Stored data
━━━━━━━━━━

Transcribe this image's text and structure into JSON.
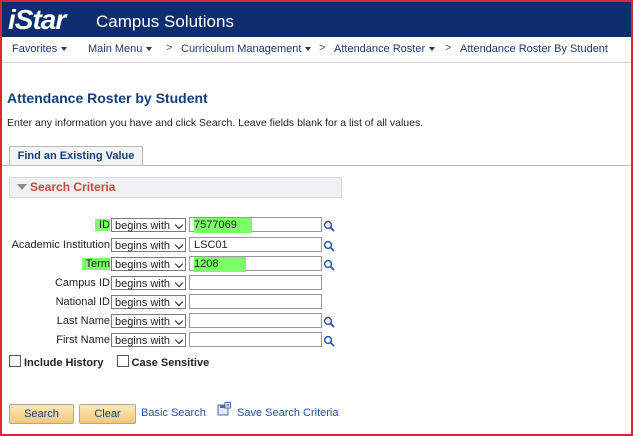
{
  "banner": {
    "logo_text": "iStar",
    "subtitle": "Campus Solutions",
    "color": "#0e2d6e"
  },
  "nav": {
    "favorites": "Favorites",
    "main_menu": "Main Menu",
    "curriculum_management": "Curriculum Management",
    "attendance_roster": "Attendance Roster",
    "attendance_roster_by_student": "Attendance Roster By Student",
    "separator": ">"
  },
  "page": {
    "title": "Attendance Roster by Student",
    "instructions": "Enter any information you have and click Search. Leave fields blank for a list of all values."
  },
  "tab": {
    "label": "Find an Existing Value"
  },
  "criteria": {
    "header": "Search Criteria",
    "fields": [
      {
        "label": "ID",
        "operator": "begins with",
        "value": "7577069",
        "highlight": true,
        "lookup": true
      },
      {
        "label": "Academic Institution",
        "operator": "begins with",
        "value": "LSC01",
        "highlight": false,
        "lookup": true
      },
      {
        "label": "Term",
        "operator": "begins with",
        "value": "1208",
        "highlight": true,
        "lookup": true
      },
      {
        "label": "Campus ID",
        "operator": "begins with",
        "value": "",
        "highlight": false,
        "lookup": false
      },
      {
        "label": "National ID",
        "operator": "begins with",
        "value": "",
        "highlight": false,
        "lookup": false
      },
      {
        "label": "Last Name",
        "operator": "begins with",
        "value": "",
        "highlight": false,
        "lookup": true
      },
      {
        "label": "First Name",
        "operator": "begins with",
        "value": "",
        "highlight": false,
        "lookup": true
      }
    ],
    "include_history": "Include History",
    "case_sensitive": "Case Sensitive",
    "highlight_color": "#7dff6a"
  },
  "actions": {
    "search": "Search",
    "clear": "Clear",
    "basic_search": "Basic Search",
    "save_search_criteria": "Save Search Criteria"
  }
}
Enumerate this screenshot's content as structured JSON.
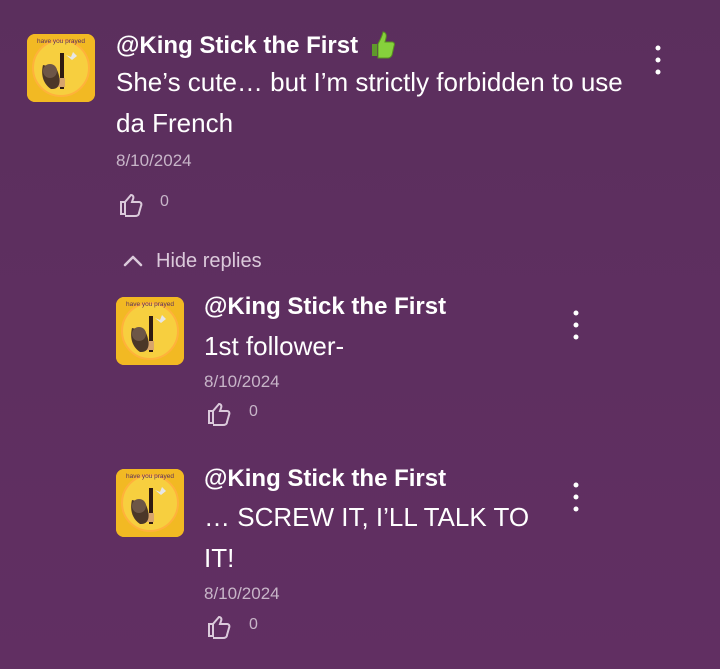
{
  "comment": {
    "author": "@King Stick the First",
    "emoji_icon": "thumbs-up-emoji",
    "text": "She’s cute… but I’m strictly forbidden to use da French",
    "date": "8/10/2024",
    "likes": "0",
    "menu_icon": "more-vert-icon",
    "avatar_text": "have you prayed"
  },
  "replies_toggle": {
    "label": "Hide replies",
    "icon": "chevron-up-icon"
  },
  "replies": [
    {
      "author": "@King Stick the First",
      "text": "1st follower-",
      "date": "8/10/2024",
      "likes": "0",
      "avatar_text": "have you prayed"
    },
    {
      "author": "@King Stick the First",
      "text": "… SCREW IT, I’LL TALK TO IT!",
      "date": "8/10/2024",
      "likes": "0",
      "avatar_text": "have you prayed"
    }
  ],
  "colors": {
    "background": "#5e2f60",
    "text": "#ffffff",
    "muted": "#c7b5c8",
    "avatar_bg": "#f6c21a"
  }
}
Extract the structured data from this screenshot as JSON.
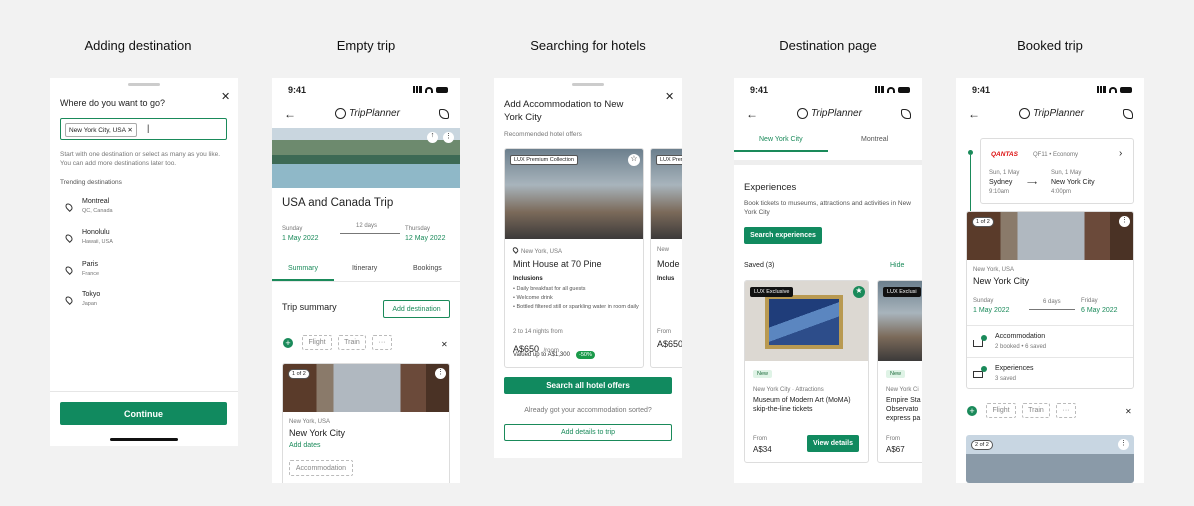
{
  "titles": [
    "Adding destination",
    "Empty trip",
    "Searching for hotels",
    "Destination page",
    "Booked trip"
  ],
  "time": "9:41",
  "logo": "TripPlanner",
  "s1": {
    "question": "Where do you want to go?",
    "chip": "New York City, USA",
    "helper": "Start with one destination or select as many as you like. You can add more destinations later too.",
    "trending_label": "Trending destinations",
    "destinations": [
      {
        "city": "Montreal",
        "region": "QC, Canada"
      },
      {
        "city": "Honolulu",
        "region": "Hawaii, USA"
      },
      {
        "city": "Paris",
        "region": "France"
      },
      {
        "city": "Tokyo",
        "region": "Japan"
      }
    ],
    "continue": "Continue"
  },
  "s2": {
    "trip_title": "USA and Canada Trip",
    "start_day": "Sunday",
    "start_date": "1 May 2022",
    "days": "12 days",
    "end_day": "Thursday",
    "end_date": "12 May 2022",
    "tabs": [
      "Summary",
      "Itinerary",
      "Bookings"
    ],
    "summary_label": "Trip summary",
    "add_dest": "Add destination",
    "transport": [
      "Flight",
      "Train",
      "···"
    ],
    "counter": "1 of 2",
    "loc": "New York, USA",
    "city": "New York City",
    "add_dates": "Add dates",
    "accom": "Accommodation"
  },
  "s3": {
    "title": "Add Accommodation to New York City",
    "subtitle": "Recommended hotel offers",
    "badge": "LUX Premium Collection",
    "badge2": "LUX Prem",
    "loc": "New York, USA",
    "loc2": "New",
    "hotel": "Mint House at 70 Pine",
    "hotel2": "Mode",
    "incl_label": "Inclusions",
    "incl2": "Inclus",
    "inclusions": [
      "Daily breakfast for all guests",
      "Welcome drink",
      "Bottled filtered still or sparkling water in room daily"
    ],
    "nights": "2 to 14 nights from",
    "from2": "From",
    "price": "A$650",
    "price2": "A$650",
    "per": "/room",
    "valued": "Valued up to A$1,300",
    "save": "-50%",
    "search_all": "Search all hotel offers",
    "sorted": "Already got your accommodation sorted?",
    "add_details": "Add details to trip"
  },
  "s4": {
    "tabs": [
      "New York City",
      "Montreal"
    ],
    "exp_title": "Experiences",
    "exp_desc": "Book tickets to museums, attractions and activities in New York City",
    "search_exp": "Search experiences",
    "saved": "Saved (3)",
    "hide": "Hide",
    "badge": "LUX Exclusive",
    "badge2": "LUX Exclusi",
    "new": "New",
    "loc": "New York City · Attractions",
    "loc2": "New York Ci",
    "title": "Museum of Modern Art (MoMA) skip-the-line tickets",
    "title2": "Empire Sta Observato express pa",
    "from": "From",
    "price": "A$34",
    "price2": "A$67",
    "view": "View details"
  },
  "s5": {
    "airline": "QANTAS",
    "flight": "QF11 • Economy",
    "from_date": "Sun, 1 May",
    "from_city": "Sydney",
    "from_time": "9:10am",
    "to_date": "Sun, 1 May",
    "to_city": "New York City",
    "to_time": "4:00pm",
    "counter": "1 of 2",
    "loc": "New York, USA",
    "city": "New York City",
    "start_day": "Sunday",
    "start_date": "1 May 2022",
    "days": "6 days",
    "end_day": "Friday",
    "end_date": "6 May 2022",
    "acc": "Accommodation",
    "acc_sub": "2 booked • 6 saved",
    "exp": "Experiences",
    "exp_sub": "3 saved",
    "transport": [
      "Flight",
      "Train",
      "···"
    ],
    "counter2": "2 of 2"
  }
}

━━━━━━━━━━

=== SET TASK ===
Write the entries above out in full, exactly, with no images.

=== EXERCISE RESPONSE ===
Transcribe this image's text and structure into JSON.
{
  "banner": {
    "logo_text": "iStar",
    "subtitle": "Campus Solutions",
    "color": "#0e2d6e"
  },
  "nav": {
    "favorites": "Favorites",
    "main_menu": "Main Menu",
    "curriculum_management": "Curriculum Management",
    "attendance_roster": "Attendance Roster",
    "attendance_roster_by_student": "Attendance Roster By Student",
    "separator": ">"
  },
  "page": {
    "title": "Attendance Roster by Student",
    "instructions": "Enter any information you have and click Search. Leave fields blank for a list of all values."
  },
  "tab": {
    "label": "Find an Existing Value"
  },
  "criteria": {
    "header": "Search Criteria",
    "fields": [
      {
        "label": "ID",
        "operator": "begins with",
        "value": "7577069",
        "highlight": true,
        "lookup": true
      },
      {
        "label": "Academic Institution",
        "operator": "begins with",
        "value": "LSC01",
        "highlight": false,
        "lookup": true
      },
      {
        "label": "Term",
        "operator": "begins with",
        "value": "1208",
        "highlight": true,
        "lookup": true
      },
      {
        "label": "Campus ID",
        "operator": "begins with",
        "value": "",
        "highlight": false,
        "lookup": false
      },
      {
        "label": "National ID",
        "operator": "begins with",
        "value": "",
        "highlight": false,
        "lookup": false
      },
      {
        "label": "Last Name",
        "operator": "begins with",
        "value": "",
        "highlight": false,
        "lookup": true
      },
      {
        "label": "First Name",
        "operator": "begins with",
        "value": "",
        "highlight": false,
        "lookup": true
      }
    ],
    "include_history": "Include History",
    "case_sensitive": "Case Sensitive",
    "highlight_color": "#7dff6a"
  },
  "actions": {
    "search": "Search",
    "clear": "Clear",
    "basic_search": "Basic Search",
    "save_search_criteria": "Save Search Criteria"
  }
}
Enumerate this screenshot's content as structured JSON.
{
  "comment": {
    "author": "@King Stick the First",
    "emoji_icon": "thumbs-up-emoji",
    "text": "She’s cute… but I’m strictly forbidden to use da French",
    "date": "8/10/2024",
    "likes": "0",
    "menu_icon": "more-vert-icon",
    "avatar_text": "have you prayed"
  },
  "replies_toggle": {
    "label": "Hide replies",
    "icon": "chevron-up-icon"
  },
  "replies": [
    {
      "author": "@King Stick the First",
      "text": "1st follower-",
      "date": "8/10/2024",
      "likes": "0",
      "avatar_text": "have you prayed"
    },
    {
      "author": "@King Stick the First",
      "text": "… SCREW IT, I’LL TALK TO IT!",
      "date": "8/10/2024",
      "likes": "0",
      "avatar_text": "have you prayed"
    }
  ],
  "colors": {
    "background": "#5e2f60",
    "text": "#ffffff",
    "muted": "#c7b5c8",
    "avatar_bg": "#f6c21a"
  }
}
Extract the structured data from this screenshot as JSON.
{
  "titles": [
    "Adding destination",
    "Empty trip",
    "Searching for hotels",
    "Destination page",
    "Booked trip"
  ],
  "time": "9:41",
  "logo": "TripPlanner",
  "s1": {
    "question": "Where do you want to go?",
    "chip": "New York City, USA",
    "helper": "Start with one destination or select as many as you like. You can add more destinations later too.",
    "trending_label": "Trending destinations",
    "destinations": [
      {
        "city": "Montreal",
        "region": "QC, Canada"
      },
      {
        "city": "Honolulu",
        "region": "Hawaii, USA"
      },
      {
        "city": "Paris",
        "region": "France"
      },
      {
        "city": "Tokyo",
        "region": "Japan"
      }
    ],
    "continue": "Continue"
  },
  "s2": {
    "trip_title": "USA and Canada Trip",
    "start_day": "Sunday",
    "start_date": "1 May 2022",
    "days": "12 days",
    "end_day": "Thursday",
    "end_date": "12 May 2022",
    "tabs": [
      "Summary",
      "Itinerary",
      "Bookings"
    ],
    "summary_label": "Trip summary",
    "add_dest": "Add destination",
    "transport": [
      "Flight",
      "Train",
      "···"
    ],
    "counter": "1 of 2",
    "loc": "New York, USA",
    "city": "New York City",
    "add_dates": "Add dates",
    "accom": "Accommodation"
  },
  "s3": {
    "title": "Add Accommodation to New York City",
    "subtitle": "Recommended hotel offers",
    "badge": "LUX Premium Collection",
    "badge2": "LUX Prem",
    "loc": "New York, USA",
    "loc2": "New",
    "hotel": "Mint House at 70 Pine",
    "hotel2": "Mode",
    "incl_label": "Inclusions",
    "incl2": "Inclus",
    "inclusions": [
      "Daily breakfast for all guests",
      "Welcome drink",
      "Bottled filtered still or sparkling water in room daily"
    ],
    "nights": "2 to 14 nights from",
    "from2": "From",
    "price": "A$650",
    "price2": "A$650",
    "per": "/room",
    "valued": "Valued up to A$1,300",
    "save": "-50%",
    "search_all": "Search all hotel offers",
    "sorted": "Already got your accommodation sorted?",
    "add_details": "Add details to trip"
  },
  "s4": {
    "tabs": [
      "New York City",
      "Montreal"
    ],
    "exp_title": "Experiences",
    "exp_desc": "Book tickets to museums, attractions and activities in New York City",
    "search_exp": "Search experiences",
    "saved": "Saved (3)",
    "hide": "Hide",
    "badge": "LUX Exclusive",
    "badge2": "LUX Exclusi",
    "new": "New",
    "loc": "New York City · Attractions",
    "loc2": "New York Ci",
    "title": "Museum of Modern Art (MoMA) skip-the-line tickets",
    "title2": "Empire Sta Observato express pa",
    "from": "From",
    "price": "A$34",
    "price2": "A$67",
    "view": "View details"
  },
  "s5": {
    "airline": "QANTAS",
    "flight": "QF11 • Economy",
    "from_date": "Sun, 1 May",
    "from_city": "Sydney",
    "from_time": "9:10am",
    "to_date": "Sun, 1 May",
    "to_city": "New York City",
    "to_time": "4:00pm",
    "counter": "1 of 2",
    "loc": "New York, USA",
    "city": "New York City",
    "start_day": "Sunday",
    "start_date": "1 May 2022",
    "days": "6 days",
    "end_day": "Friday",
    "end_date": "6 May 2022",
    "acc": "Accommodation",
    "acc_sub": "2 booked • 6 saved",
    "exp": "Experiences",
    "exp_sub": "3 saved",
    "transport": [
      "Flight",
      "Train",
      "···"
    ],
    "counter2": "2 of 2"
  }
}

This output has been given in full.